NESSIE (New European Schemes for Signatures, Integrity and Encryption) was a European research project funded from 2000 to 2003 to identify secure cryptographic primitives. The project was comparable to the NIST AES process and the Japanese Government-sponsored CRYPTREC project, but with notable differences from both. In particular, there is both overlap and disagreement between the selections and recommendations from NESSIE and CRYPTREC (as of the August 2003 draft report). The NESSIE participants include some of the foremost active cryptographers in the world, as does the CRYPTREC project.

NESSIE was intended to identify and evaluate quality cryptographic designs in several categories, and to that end issued a public call for submissions in March 2000. Forty-two were received, and in February 2003 twelve of the submissions were selected. In addition, five algorithms already publicly known, but not explicitly submitted to the project, were chosen as "selectees". The project has publicly announced that "no weaknesses were found in the selected designs".

Selected algorithms
The selected algorithms and their submitters or developers are listed below. The five already publicly known, but not formally submitted to the project, are marked with a "*". Most may be used by anyone for any purpose without needing to seek a patent license from anyone; a license agreement is needed for those marked with a "#", but the licensors of those have committed to "reasonable non-discriminatory license terms for all interested", according to a NESSIE project press release.

None of the six stream ciphers submitted to NESSIE were selected because every one fell to cryptanalysis.  This surprising result led to the eSTREAM project.

Block ciphers
MISTY1: Mitsubishi Electric
AES*: (Advanced Encryption Standard) (NIST, FIPS Pub 197) (aka Rijndael)
Camellia: Nippon Telegraph and Telephone and Mitsubishi Electric
SHACAL-2: Gemplus

Collision-Resistant Hash Functions
WHIRLPOOL: Scopus Tecnologia S.A. and K.U.Leuven
SHA-256*, SHA-384* and SHA-512*: NSA, (US FIPS 180-2)

Message Authentication Codes
UMAC: Intel Corp, Univ. of Nevada at Reno, IBM Research Laboratory, Technion Institute, and Univ. of California at Davis
Two-Track-MAC: Katholieke Universiteit Leuven and debis AG
EMAC: Berendschot et al.

▶ [Dataset entries]
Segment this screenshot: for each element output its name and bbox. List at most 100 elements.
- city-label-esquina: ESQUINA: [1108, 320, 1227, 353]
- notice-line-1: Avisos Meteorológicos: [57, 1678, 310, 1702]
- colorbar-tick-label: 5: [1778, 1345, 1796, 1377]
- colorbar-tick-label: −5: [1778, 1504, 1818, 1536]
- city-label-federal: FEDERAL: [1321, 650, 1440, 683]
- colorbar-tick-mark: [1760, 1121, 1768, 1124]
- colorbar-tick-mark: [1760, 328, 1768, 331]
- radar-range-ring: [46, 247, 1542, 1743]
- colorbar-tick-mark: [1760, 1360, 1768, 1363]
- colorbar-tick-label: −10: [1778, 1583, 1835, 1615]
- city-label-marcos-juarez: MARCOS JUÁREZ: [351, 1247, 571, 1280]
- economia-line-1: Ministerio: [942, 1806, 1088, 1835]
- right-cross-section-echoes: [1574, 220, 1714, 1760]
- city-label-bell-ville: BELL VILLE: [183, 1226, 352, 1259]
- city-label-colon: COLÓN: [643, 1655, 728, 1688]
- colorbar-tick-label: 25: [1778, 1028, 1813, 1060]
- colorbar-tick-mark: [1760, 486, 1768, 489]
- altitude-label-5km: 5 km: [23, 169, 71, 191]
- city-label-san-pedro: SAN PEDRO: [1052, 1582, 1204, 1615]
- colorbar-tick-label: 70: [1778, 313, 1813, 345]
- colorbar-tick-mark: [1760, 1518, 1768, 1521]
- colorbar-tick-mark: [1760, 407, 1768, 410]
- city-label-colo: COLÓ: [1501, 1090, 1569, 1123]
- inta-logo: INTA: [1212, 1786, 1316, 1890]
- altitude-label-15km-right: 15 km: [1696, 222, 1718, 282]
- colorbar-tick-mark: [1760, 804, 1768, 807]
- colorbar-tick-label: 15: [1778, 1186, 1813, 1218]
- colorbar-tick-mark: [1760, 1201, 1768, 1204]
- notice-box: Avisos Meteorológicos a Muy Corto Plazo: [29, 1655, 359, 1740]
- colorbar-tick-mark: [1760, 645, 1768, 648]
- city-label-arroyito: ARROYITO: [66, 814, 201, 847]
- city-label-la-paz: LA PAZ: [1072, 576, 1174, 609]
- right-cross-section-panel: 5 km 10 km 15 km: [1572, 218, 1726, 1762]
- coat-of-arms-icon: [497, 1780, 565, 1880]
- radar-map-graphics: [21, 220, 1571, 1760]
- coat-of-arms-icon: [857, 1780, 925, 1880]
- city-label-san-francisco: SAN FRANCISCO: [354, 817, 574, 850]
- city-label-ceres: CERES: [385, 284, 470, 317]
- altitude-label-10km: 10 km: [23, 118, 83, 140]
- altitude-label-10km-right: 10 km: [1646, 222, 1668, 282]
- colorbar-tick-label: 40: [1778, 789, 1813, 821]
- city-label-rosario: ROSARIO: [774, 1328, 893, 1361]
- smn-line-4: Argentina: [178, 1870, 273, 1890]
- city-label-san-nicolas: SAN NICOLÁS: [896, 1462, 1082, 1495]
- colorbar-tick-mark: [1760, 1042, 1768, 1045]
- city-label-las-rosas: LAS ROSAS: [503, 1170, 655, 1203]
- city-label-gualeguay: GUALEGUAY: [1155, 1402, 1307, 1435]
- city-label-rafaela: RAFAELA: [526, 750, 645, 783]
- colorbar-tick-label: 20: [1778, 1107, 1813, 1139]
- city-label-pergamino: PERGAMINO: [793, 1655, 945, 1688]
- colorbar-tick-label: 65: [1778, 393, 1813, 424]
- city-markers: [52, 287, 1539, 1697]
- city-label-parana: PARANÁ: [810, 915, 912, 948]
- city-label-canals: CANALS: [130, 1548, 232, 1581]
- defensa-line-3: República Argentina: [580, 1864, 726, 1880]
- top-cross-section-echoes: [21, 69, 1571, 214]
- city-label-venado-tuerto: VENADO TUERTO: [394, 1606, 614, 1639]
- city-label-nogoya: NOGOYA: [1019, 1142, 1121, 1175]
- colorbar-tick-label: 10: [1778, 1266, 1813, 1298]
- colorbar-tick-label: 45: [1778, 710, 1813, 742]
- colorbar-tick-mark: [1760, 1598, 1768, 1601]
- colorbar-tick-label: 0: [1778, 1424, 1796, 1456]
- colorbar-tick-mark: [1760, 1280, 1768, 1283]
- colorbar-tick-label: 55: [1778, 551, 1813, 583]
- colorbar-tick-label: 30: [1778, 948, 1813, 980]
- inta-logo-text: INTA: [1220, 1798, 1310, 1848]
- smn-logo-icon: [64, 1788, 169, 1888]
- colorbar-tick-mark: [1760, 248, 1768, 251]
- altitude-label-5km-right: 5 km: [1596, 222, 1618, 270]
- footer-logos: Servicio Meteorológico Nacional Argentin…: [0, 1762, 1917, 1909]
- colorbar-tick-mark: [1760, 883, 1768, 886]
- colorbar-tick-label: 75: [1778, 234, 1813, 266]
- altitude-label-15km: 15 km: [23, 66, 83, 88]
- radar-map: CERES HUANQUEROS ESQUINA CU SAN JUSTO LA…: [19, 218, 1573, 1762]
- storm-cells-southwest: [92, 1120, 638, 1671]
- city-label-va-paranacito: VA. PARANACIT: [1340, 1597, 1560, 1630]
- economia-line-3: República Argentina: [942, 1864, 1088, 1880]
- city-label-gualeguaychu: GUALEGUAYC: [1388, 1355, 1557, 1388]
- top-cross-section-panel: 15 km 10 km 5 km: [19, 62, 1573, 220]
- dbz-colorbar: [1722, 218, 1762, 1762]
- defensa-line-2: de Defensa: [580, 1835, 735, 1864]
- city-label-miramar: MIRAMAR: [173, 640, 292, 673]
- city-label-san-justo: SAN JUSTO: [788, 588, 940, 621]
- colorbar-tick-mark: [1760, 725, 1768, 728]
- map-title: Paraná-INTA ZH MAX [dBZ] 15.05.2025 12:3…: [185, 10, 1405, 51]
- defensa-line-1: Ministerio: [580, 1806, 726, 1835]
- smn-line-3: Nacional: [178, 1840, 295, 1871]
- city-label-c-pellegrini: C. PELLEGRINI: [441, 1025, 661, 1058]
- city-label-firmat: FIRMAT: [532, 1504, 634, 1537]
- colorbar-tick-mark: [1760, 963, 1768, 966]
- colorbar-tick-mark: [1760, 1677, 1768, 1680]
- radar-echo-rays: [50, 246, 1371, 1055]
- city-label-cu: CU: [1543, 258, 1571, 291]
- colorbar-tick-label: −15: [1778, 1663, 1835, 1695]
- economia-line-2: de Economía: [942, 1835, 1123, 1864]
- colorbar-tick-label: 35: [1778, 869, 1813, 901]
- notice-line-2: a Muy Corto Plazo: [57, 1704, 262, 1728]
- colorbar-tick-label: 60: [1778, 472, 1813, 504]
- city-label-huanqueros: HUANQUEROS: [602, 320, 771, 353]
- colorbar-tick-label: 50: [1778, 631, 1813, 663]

▶ [Job] Continue the passage on the NESSIE cryptography project, starting right after its last line.

▶ [Result]
HMAC*: (ISO/IEC 9797-1);

Asymmetric encryption schemes
PSEC-KEM: Nippon Telegraph and Telephone Corp
RSA-KEM*: RSA key exchange mechanism (draft of ISO/IEC 18033-2)
ACE Encrypt#: IBM Zurich Research Laboratory

Digital signature algorithms
RSA-PSS: RSA Laboratories
ECDSA: Certicom Corp
SFLASH: Schlumberger Corp (SFLASH was broken in 2007 and should not be used anymore).

Asymmetric Identification Schemes
GPS-auth: Ecole Normale Supérieure, France Télécom, and La Poste

Other entrants

Entrants that did not get past the first stage of the contest include Noekeon, Q, Nimbus, NUSH, Grand Cru, Anubis, Hierocrypt, SC2000, and LILI-128.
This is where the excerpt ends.